§ Brief: Print the entries verbatim, leaving out the images they contain.

─── Records for the task

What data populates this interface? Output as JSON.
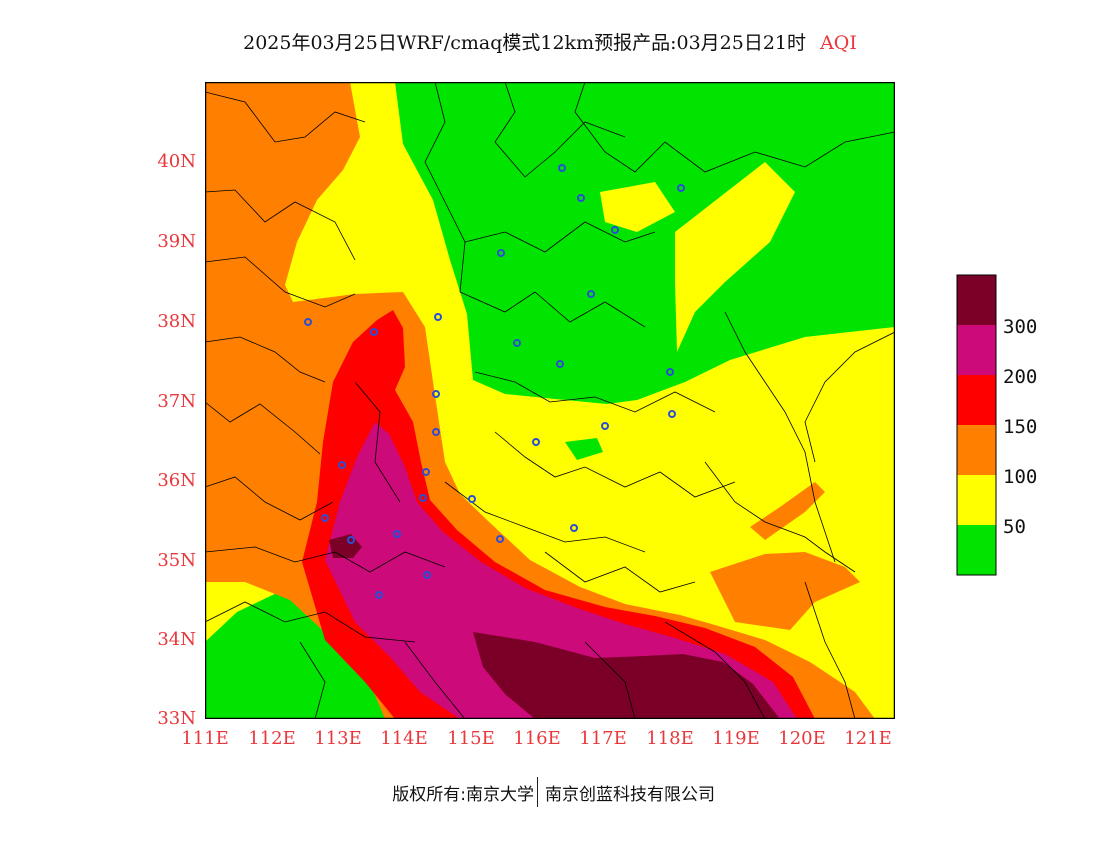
{
  "header": {
    "title": "2025年03月25日WRF/cmaq模式12km预报产品:03月25日21时",
    "variable": "AQI"
  },
  "axes": {
    "lat_labels": [
      "40N",
      "39N",
      "38N",
      "37N",
      "36N",
      "35N",
      "34N",
      "33N"
    ],
    "lon_labels": [
      "111E",
      "112E",
      "113E",
      "114E",
      "115E",
      "116E",
      "117E",
      "118E",
      "119E",
      "120E",
      "121E"
    ],
    "lat_range": [
      33,
      41
    ],
    "lon_range": [
      111,
      121.4
    ]
  },
  "legend": {
    "labels": [
      "300",
      "200",
      "150",
      "100",
      "50"
    ],
    "colors": [
      "#7a0027",
      "#cc0a79",
      "#ff0000",
      "#ff7f00",
      "#ffff00",
      "#00e400"
    ]
  },
  "map": {
    "background_color": "#ffff00",
    "region_colors": {
      "good": "#00e400",
      "moderate": "#ffff00",
      "unhealthy_sensitive": "#ff7f00",
      "unhealthy": "#ff0000",
      "very_unhealthy": "#cc0a79",
      "hazardous": "#7a0027"
    },
    "station_marker_color": "#2a4fd6"
  },
  "footer": {
    "copyright": "版权所有:南京大学",
    "company": "南京创蓝科技有限公司"
  }
}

──────

§ Complete output:
What data populates this interface? Output as JSON.
{
  "header": {
    "title": "2025年03月25日WRF/cmaq模式12km预报产品:03月25日21时",
    "variable": "AQI"
  },
  "axes": {
    "lat_labels": [
      "40N",
      "39N",
      "38N",
      "37N",
      "36N",
      "35N",
      "34N",
      "33N"
    ],
    "lon_labels": [
      "111E",
      "112E",
      "113E",
      "114E",
      "115E",
      "116E",
      "117E",
      "118E",
      "119E",
      "120E",
      "121E"
    ],
    "lat_range": [
      33,
      41
    ],
    "lon_range": [
      111,
      121.4
    ]
  },
  "legend": {
    "labels": [
      "300",
      "200",
      "150",
      "100",
      "50"
    ],
    "colors": [
      "#7a0027",
      "#cc0a79",
      "#ff0000",
      "#ff7f00",
      "#ffff00",
      "#00e400"
    ]
  },
  "map": {
    "background_color": "#ffff00",
    "region_colors": {
      "good": "#00e400",
      "moderate": "#ffff00",
      "unhealthy_sensitive": "#ff7f00",
      "unhealthy": "#ff0000",
      "very_unhealthy": "#cc0a79",
      "hazardous": "#7a0027"
    },
    "station_marker_color": "#2a4fd6"
  },
  "footer": {
    "copyright": "版权所有:南京大学",
    "company": "南京创蓝科技有限公司"
  }
}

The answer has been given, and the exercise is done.